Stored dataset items
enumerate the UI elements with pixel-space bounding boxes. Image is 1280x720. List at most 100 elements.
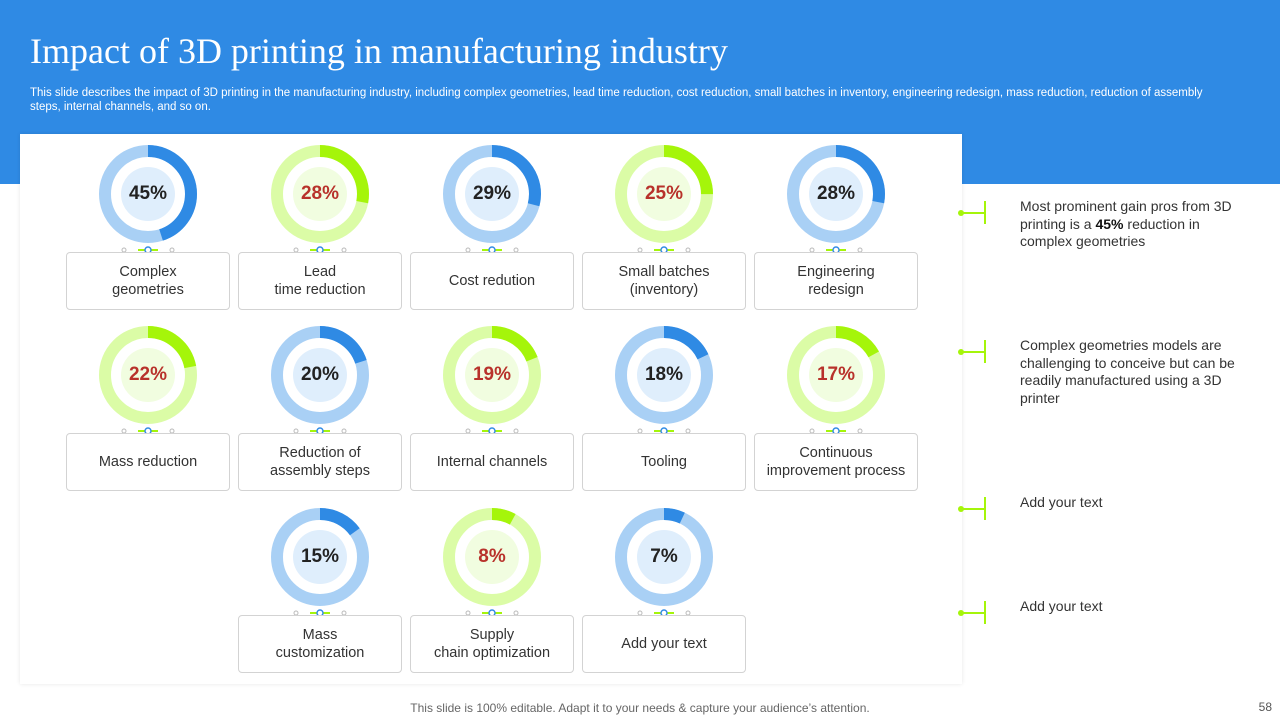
percent-value: 25% <box>644 183 684 204</box>
metric-label: Complex geometries <box>112 264 184 298</box>
donut-chart: 22% <box>98 325 198 425</box>
note-text: Complex geometries models are challengin… <box>1020 337 1248 407</box>
page-number: 58 <box>1258 700 1272 714</box>
donut-center <box>293 348 347 402</box>
donut-chart: 29% <box>442 144 542 244</box>
donut-center <box>809 348 863 402</box>
donut-value-arc <box>443 326 541 424</box>
percent-value: 20% <box>300 364 340 385</box>
percent-value: 28% <box>816 183 856 204</box>
percent-value: 8% <box>478 546 506 567</box>
metric-label-box: Engineering redesign <box>754 252 918 310</box>
metric-label: Engineering redesign <box>797 264 875 298</box>
metric-card: 8% Supply chain optimization <box>410 507 574 673</box>
page-title: Impact of 3D printing in manufacturing i… <box>30 31 728 71</box>
donut-value-arc <box>787 326 885 424</box>
donut-value-arc <box>271 326 369 424</box>
metric-card: 7% Add your text <box>582 507 746 673</box>
metric-card: 45% Complex geometries <box>66 144 230 310</box>
metric-label-box: Reduction of assembly steps <box>238 433 402 491</box>
metric-label: Continuous improvement process <box>766 445 906 479</box>
metric-label-box: Complex geometries <box>66 252 230 310</box>
connector-dots <box>121 246 175 254</box>
donut-chart: 18% <box>614 325 714 425</box>
metric-label-box: Small batches (inventory) <box>582 252 746 310</box>
donut-chart: 25% <box>614 144 714 244</box>
metric-label-box: Lead time reduction <box>238 252 402 310</box>
page-subtitle: This slide describes the impact of 3D pr… <box>30 87 1203 113</box>
note-marker-icon <box>958 497 986 520</box>
metric-label: Supply chain optimization <box>433 627 551 661</box>
percent-value: 28% <box>300 183 340 204</box>
percent-value: 29% <box>472 183 512 204</box>
donut-value-arc <box>271 508 369 606</box>
metric-label: Reduction of assembly steps <box>270 445 370 479</box>
metric-card: 29% Cost redution <box>410 144 574 310</box>
metric-label: Add your text <box>621 636 707 652</box>
percent-value: 17% <box>816 364 856 385</box>
donut-value-arc <box>615 326 713 424</box>
metric-card: 20% Reduction of assembly steps <box>238 325 402 491</box>
note-highlight: 45% <box>1095 215 1124 232</box>
percent-value: 45% <box>128 183 168 204</box>
metric-card: 25% Small batches (inventory) <box>582 144 746 310</box>
percent-value: 15% <box>300 546 340 567</box>
note-text-part: Complex geometries models are challengin… <box>1020 337 1235 406</box>
donut-value-arc <box>99 326 197 424</box>
donut-value-arc <box>271 145 369 243</box>
donut-value-arc <box>99 145 197 243</box>
donut-center <box>465 167 519 221</box>
note-text: Add your text <box>1020 598 1248 616</box>
metric-card: 28% Engineering redesign <box>754 144 918 310</box>
percent-value: 7% <box>650 546 678 567</box>
note-marker-icon <box>958 340 986 363</box>
percent-value: 22% <box>128 364 168 385</box>
donut-center <box>121 167 175 221</box>
metric-label-box: Mass reduction <box>66 433 230 491</box>
donut-center <box>293 530 347 584</box>
metric-label-box: Mass customization <box>238 615 402 673</box>
percent-value: 18% <box>644 364 684 385</box>
metric-label-box: Continuous improvement process <box>754 433 918 491</box>
connector-dots <box>465 246 519 254</box>
donut-center <box>293 167 347 221</box>
donut-chart: 15% <box>270 507 370 607</box>
metric-label-box: Add your text <box>582 615 746 673</box>
donut-value-arc <box>443 145 541 243</box>
connector-dots <box>465 609 519 617</box>
donut-center <box>121 348 175 402</box>
note-text-part: reduction in complex geometries <box>1020 215 1200 250</box>
metric-label: Internal channels <box>436 454 548 470</box>
metric-label: Mass reduction <box>98 454 198 470</box>
connector-dots <box>293 246 347 254</box>
metric-card: 18% Tooling <box>582 325 746 491</box>
donut-center <box>637 530 691 584</box>
metric-card: 17% Continuous improvement process <box>754 325 918 491</box>
metric-card: 28% Lead time reduction <box>238 144 402 310</box>
note-marker-icon <box>958 601 986 624</box>
donut-value-arc <box>443 508 541 606</box>
metric-label: Cost redution <box>448 273 536 289</box>
metric-label-box: Tooling <box>582 433 746 491</box>
footer-note: This slide is 100% editable. Adapt it to… <box>410 701 870 715</box>
donut-chart: 19% <box>442 325 542 425</box>
metric-card: 15% Mass customization <box>238 507 402 673</box>
metric-label: Small batches (inventory) <box>618 264 710 298</box>
donut-value-arc <box>615 508 713 606</box>
donut-center <box>637 348 691 402</box>
note-text-part: Most prominent gain pros from 3D printin… <box>1020 198 1232 232</box>
metric-label-box: Supply chain optimization <box>410 615 574 673</box>
percent-value: 19% <box>472 364 512 385</box>
donut-value-arc <box>787 145 885 243</box>
donut-chart: 20% <box>270 325 370 425</box>
donut-chart: 28% <box>270 144 370 244</box>
metric-card: 19% Internal channels <box>410 325 574 491</box>
note-text: Most prominent gain pros from 3D printin… <box>1020 198 1248 251</box>
metric-label-box: Internal channels <box>410 433 574 491</box>
donut-value-arc <box>615 145 713 243</box>
donut-chart: 45% <box>98 144 198 244</box>
note-text-part: Add your text <box>1020 598 1103 614</box>
metric-label-box: Cost redution <box>410 252 574 310</box>
donut-chart: 28% <box>786 144 886 244</box>
metric-label: Tooling <box>641 454 687 470</box>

WORK REQUIRED ▸ Convert every line of the entries into a JSON list of strings, one string per line, skipping blank lines and leaving out the pictures.

THE RESPONSE ▸
[
  "enumerate the UI elements with pixel-space bounding boxes. Image is 1280x720. List at most 100 elements.",
  "percent-value: 25% <box>644 183 684 204</box>",
  "metric-label: Complex geometries <box>112 264 184 298</box>",
  "donut-chart: 22% <box>98 325 198 425</box>",
  "note-text: Complex geometries models are challengin… <box>1020 337 1248 407</box>",
  "page-number: 58 <box>1258 700 1272 714</box>",
  "donut-center <box>293 348 347 402</box>",
  "donut-chart: 29% <box>442 144 542 244</box>",
  "donut-center <box>809 348 863 402</box>",
  "donut-value-arc <box>443 326 541 424</box>",
  "percent-value: 20% <box>300 364 340 385</box>",
  "percent-value: 28% <box>816 183 856 204</box>",
  "percent-value: 8% <box>478 546 506 567</box>",
  "metric-label-box: Engineering redesign <box>754 252 918 310</box>",
  "metric-label: Engineering redesign <box>797 264 875 298</box>",
  "metric-card: 8% Supply chain optimization <box>410 507 574 673</box>",
  "page-title: Impact of 3D printing in manufacturing i… <box>30 31 728 71</box>",
  "donut-value-arc <box>787 326 885 424</box>",
  "donut-value-arc <box>271 326 369 424</box>",
  "metric-card: 7% Add your text <box>582 507 746 673</box>",
  "metric-card: 45% Complex geometries <box>66 144 230 310</box>",
  "metric-label-box: Reduction of assembly steps <box>238 433 402 491</box>",
  "metric-label: Continuous improvement process <box>766 445 906 479</box>",
  "metric-label-box: Complex geometries <box>66 252 230 310</box>",
  "connector-dots <box>121 246 175 254</box>",
  "donut-chart: 18% <box>614 325 714 425</box>",
  "metric-label-box: Small batches (inventory) <box>582 252 746 310</box>",
  "donut-chart: 25% <box>614 144 714 244</box>",
  "metric-label-box: Lead time reduction <box>238 252 402 310</box>",
  "page-subtitle: This slide describes the impact of 3D pr… <box>30 87 1203 113</box>",
  "note-marker-icon <box>958 497 986 520</box>",
  "metric-label: Supply chain optimization <box>433 627 551 661</box>",
  "percent-value: 28% <box>300 183 340 204</box>",
  "percent-value: 29% <box>472 183 512 204</box>",
  "donut-value-arc <box>271 508 369 606</box>",
  "metric-label: Reduction of assembly steps <box>270 445 370 479</box>",
  "metric-card: 29% Cost redution <box>410 144 574 310</box>",
  "metric-label: Add your text <box>621 636 707 652</box>",
  "percent-value: 17% <box>816 364 856 385</box>",
  "donut-value-arc <box>615 326 713 424</box>",
  "metric-card: 20% Reduction of assembly steps <box>238 325 402 491</box>",
  "note-highlight: 45% <box>1095 215 1124 232</box>",
  "percent-value: 45% <box>128 183 168 204</box>",
  "metric-card: 25% Small batches (inventory) <box>582 144 746 310</box>",
  "percent-value: 15% <box>300 546 340 567</box>",
  "note-text-part: Complex geometries models are challengin… <box>1020 337 1235 406</box>",
  "donut-value-arc <box>99 326 197 424</box>",
  "donut-value-arc <box>271 145 369 243</box>",
  "donut-value-arc <box>99 145 197 243</box>",
  "donut-center <box>465 167 519 221</box>",
  "note-text: Add your text <box>1020 598 1248 616</box>",
  "metric-card: 28% Engineering redesign <box>754 144 918 310</box>",
  "percent-value: 7% <box>650 546 678 567</box>",
  "note-marker-icon <box>958 340 986 363</box>",
  "percent-value: 22% <box>128 364 168 385</box>",
  "donut-center <box>121 167 175 221</box>",
  "metric-label-box: Mass reduction <box>66 433 230 491</box>",
  "donut-center <box>293 530 347 584</box>",
  "metric-label-box: Mass customization <box>238 615 402 673</box>",
  "percent-value: 18% <box>644 364 684 385</box>",
  "metric-label-box: Continuous improvement process <box>754 433 918 491</box>",
  "connector-dots <box>465 246 519 254</box>",
  "donut-center <box>293 167 347 221</box>",
  "donut-chart: 15% <box>270 507 370 607</box>",
  "metric-label-box: Add your text <box>582 615 746 673</box>",
  "donut-value-arc <box>443 145 541 243</box>",
  "connector-dots <box>465 609 519 617</box>",
  "donut-center <box>121 348 175 402</box>",
  "note-text-part: reduction in complex geometries <box>1020 215 1200 250</box>",
  "metric-label: Internal channels <box>436 454 548 470</box>",
  "metric-label: Mass reduction <box>98 454 198 470</box>",
  "connector-dots <box>293 246 347 254</box>",
  "metric-card: 18% Tooling <box>582 325 746 491</box>",
  "donut-center <box>637 530 691 584</box>",
  "metric-card: 17% Continuous improvement process <box>754 325 918 491</box>",
  "metric-card: 28% Lead time reduction <box>238 144 402 310</box>",
  "note-marker-icon <box>958 601 986 624</box>",
  "donut-value-arc <box>443 508 541 606</box>",
  "metric-label: Cost redution <box>448 273 536 289</box>",
  "metric-label-box: Tooling <box>582 433 746 491</box>",
  "footer-note: This slide is 100% editable. Adapt it to… <box>410 701 870 715</box>",
  "donut-chart: 19% <box>442 325 542 425</box>",
  "metric-card: 15% Mass customization <box>238 507 402 673</box>",
  "metric-label: Small batches (inventory) <box>618 264 710 298</box>",
  "donut-value-arc <box>615 508 713 606</box>",
  "donut-center <box>637 348 691 402</box>",
  "note-text-part: Most prominent gain pros from 3D printin… <box>1020 198 1232 232</box>",
  "metric-label-box: Supply chain optimization <box>410 615 574 673</box>",
  "percent-value: 19% <box>472 364 512 385</box>",
  "donut-value-arc <box>787 145 885 243</box>",
  "donut-chart: 20% <box>270 325 370 425</box>",
  "donut-chart: 28% <box>270 144 370 244</box>",
  "metric-card: 19% Internal channels <box>410 325 574 491</box>",
  "note-text: Most prominent gain pros from 3D printin… <box>1020 198 1248 251</box>",
  "metric-label-box: Internal channels <box>410 433 574 491</box>",
  "donut-value-arc <box>615 145 713 243</box>",
  "donut-chart: 45% <box>98 144 198 244</box>",
  "note-text-part: Add your text <box>1020 598 1103 614</box>",
  "metric-label-box: Cost redution <box>410 252 574 310</box>",
  "donut-chart: 28% <box>786 144 886 244</box>",
  "metric-label: Tooling <box>641 454 687 470</box>"
]